--- Start of LISTED ENTRIES ---

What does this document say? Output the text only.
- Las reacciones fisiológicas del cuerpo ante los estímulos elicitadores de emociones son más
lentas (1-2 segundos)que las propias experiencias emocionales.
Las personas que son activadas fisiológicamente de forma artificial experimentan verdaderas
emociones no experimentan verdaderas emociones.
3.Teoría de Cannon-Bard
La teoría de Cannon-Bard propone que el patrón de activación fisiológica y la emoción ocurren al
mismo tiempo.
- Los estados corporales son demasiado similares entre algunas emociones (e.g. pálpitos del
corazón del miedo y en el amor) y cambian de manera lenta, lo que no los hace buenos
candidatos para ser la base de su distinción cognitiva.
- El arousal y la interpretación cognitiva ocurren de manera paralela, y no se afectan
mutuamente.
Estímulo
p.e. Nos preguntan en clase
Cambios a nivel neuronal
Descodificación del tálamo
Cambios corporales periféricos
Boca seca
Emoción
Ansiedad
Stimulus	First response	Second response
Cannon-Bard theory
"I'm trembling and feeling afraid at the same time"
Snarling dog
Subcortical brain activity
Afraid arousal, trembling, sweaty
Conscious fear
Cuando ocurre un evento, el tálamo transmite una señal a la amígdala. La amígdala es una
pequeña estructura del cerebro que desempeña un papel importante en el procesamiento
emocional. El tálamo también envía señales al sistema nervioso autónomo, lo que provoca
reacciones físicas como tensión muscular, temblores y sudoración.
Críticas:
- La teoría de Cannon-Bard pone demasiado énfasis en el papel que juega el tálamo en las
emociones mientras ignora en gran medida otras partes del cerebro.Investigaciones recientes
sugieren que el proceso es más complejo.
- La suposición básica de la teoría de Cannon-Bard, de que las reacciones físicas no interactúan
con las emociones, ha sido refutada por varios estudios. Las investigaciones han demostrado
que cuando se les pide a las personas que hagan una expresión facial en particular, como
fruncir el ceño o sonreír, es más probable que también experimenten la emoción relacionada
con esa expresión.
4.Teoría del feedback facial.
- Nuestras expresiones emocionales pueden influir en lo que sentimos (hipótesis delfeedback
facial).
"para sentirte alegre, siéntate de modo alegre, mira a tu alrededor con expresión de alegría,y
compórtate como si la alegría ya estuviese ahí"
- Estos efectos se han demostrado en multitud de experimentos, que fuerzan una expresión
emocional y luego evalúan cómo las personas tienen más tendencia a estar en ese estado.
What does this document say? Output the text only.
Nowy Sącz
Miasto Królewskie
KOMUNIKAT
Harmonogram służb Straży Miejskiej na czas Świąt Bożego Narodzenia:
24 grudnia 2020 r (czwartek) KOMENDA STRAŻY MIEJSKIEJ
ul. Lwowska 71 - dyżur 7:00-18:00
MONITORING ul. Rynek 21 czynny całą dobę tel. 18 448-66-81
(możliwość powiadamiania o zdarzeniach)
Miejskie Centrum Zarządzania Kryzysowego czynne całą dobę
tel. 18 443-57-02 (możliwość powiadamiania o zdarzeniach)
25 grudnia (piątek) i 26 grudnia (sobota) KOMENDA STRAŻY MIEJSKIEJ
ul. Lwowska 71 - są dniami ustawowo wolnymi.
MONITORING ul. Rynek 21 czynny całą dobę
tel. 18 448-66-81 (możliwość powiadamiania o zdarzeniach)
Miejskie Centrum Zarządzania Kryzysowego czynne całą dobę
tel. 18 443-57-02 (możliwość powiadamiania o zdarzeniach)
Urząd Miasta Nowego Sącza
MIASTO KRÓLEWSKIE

--- End of LISTED ENTRIES ---

:: STATED EXERCISE ::
Return every record, word for word.

:: SOLUTION TO THIS PROBLEM ::
What does this document say? Output the text only.
- Las reacciones fisiológicas del cuerpo ante los estímulos elicitadores de emociones son más
lentas (1-2 segundos)que las propias experiencias emocionales.
Las personas que son activadas fisiológicamente de forma artificial experimentan verdaderas
emociones no experimentan verdaderas emociones.
3.Teoría de Cannon-Bard
La teoría de Cannon-Bard propone que el patrón de activación fisiológica y la emoción ocurren al
mismo tiempo.
- Los estados corporales son demasiado similares entre algunas emociones (e.g. pálpitos del
corazón del miedo y en el amor) y cambian de manera lenta, lo que no los hace buenos
candidatos para ser la base de su distinción cognitiva.
- El arousal y la interpretación cognitiva ocurren de manera paralela, y no se afectan
mutuamente.
Estímulo
p.e. Nos preguntan en clase
Cambios a nivel neuronal
Descodificación del tálamo
Cambios corporales periféricos
Boca seca
Emoción
Ansiedad
Stimulus	First response	Second response
Cannon-Bard theory
"I'm trembling and feeling afraid at the same time"
Snarling dog
Subcortical brain activity
Afraid arousal, trembling, sweaty
Conscious fear
Cuando ocurre un evento, el tálamo transmite una señal a la amígdala. La amígdala es una
pequeña estructura del cerebro que desempeña un papel importante en el procesamiento
emocional. El tálamo también envía señales al sistema nervioso autónomo, lo que provoca
reacciones físicas como tensión muscular, temblores y sudoración.
Críticas:
- La teoría de Cannon-Bard pone demasiado énfasis en el papel que juega el tálamo en las
emociones mientras ignora en gran medida otras partes del cerebro.Investigaciones recientes
sugieren que el proceso es más complejo.
- La suposición básica de la teoría de Cannon-Bard, de que las reacciones físicas no interactúan
con las emociones, ha sido refutada por varios estudios. Las investigaciones han demostrado
que cuando se les pide a las personas que hagan una expresión facial en particular, como
fruncir el ceño o sonreír, es más probable que también experimenten la emoción relacionada
con esa expresión.
4.Teoría del feedback facial.
- Nuestras expresiones emocionales pueden influir en lo que sentimos (hipótesis delfeedback
facial).
"para sentirte alegre, siéntate de modo alegre, mira a tu alrededor con expresión de alegría,y
compórtate como si la alegría ya estuviese ahí"
- Estos efectos se han demostrado en multitud de experimentos, que fuerzan una expresión
emocional y luego evalúan cómo las personas tienen más tendencia a estar en ese estado.
What does this document say? Output the text only.
Nowy Sącz
Miasto Królewskie
KOMUNIKAT
Harmonogram służb Straży Miejskiej na czas Świąt Bożego Narodzenia:
24 grudnia 2020 r (czwartek) KOMENDA STRAŻY MIEJSKIEJ
ul. Lwowska 71 - dyżur 7:00-18:00
MONITORING ul. Rynek 21 czynny całą dobę tel. 18 448-66-81
(możliwość powiadamiania o zdarzeniach)
Miejskie Centrum Zarządzania Kryzysowego czynne całą dobę
tel. 18 443-57-02 (możliwość powiadamiania o zdarzeniach)
25 grudnia (piątek) i 26 grudnia (sobota) KOMENDA STRAŻY MIEJSKIEJ
ul. Lwowska 71 - są dniami ustawowo wolnymi.
MONITORING ul. Rynek 21 czynny całą dobę
tel. 18 448-66-81 (możliwość powiadamiania o zdarzeniach)
Miejskie Centrum Zarządzania Kryzysowego czynne całą dobę
tel. 18 443-57-02 (możliwość powiadamiania o zdarzeniach)
Urząd Miasta Nowego Sącza
MIASTO KRÓLEWSKIE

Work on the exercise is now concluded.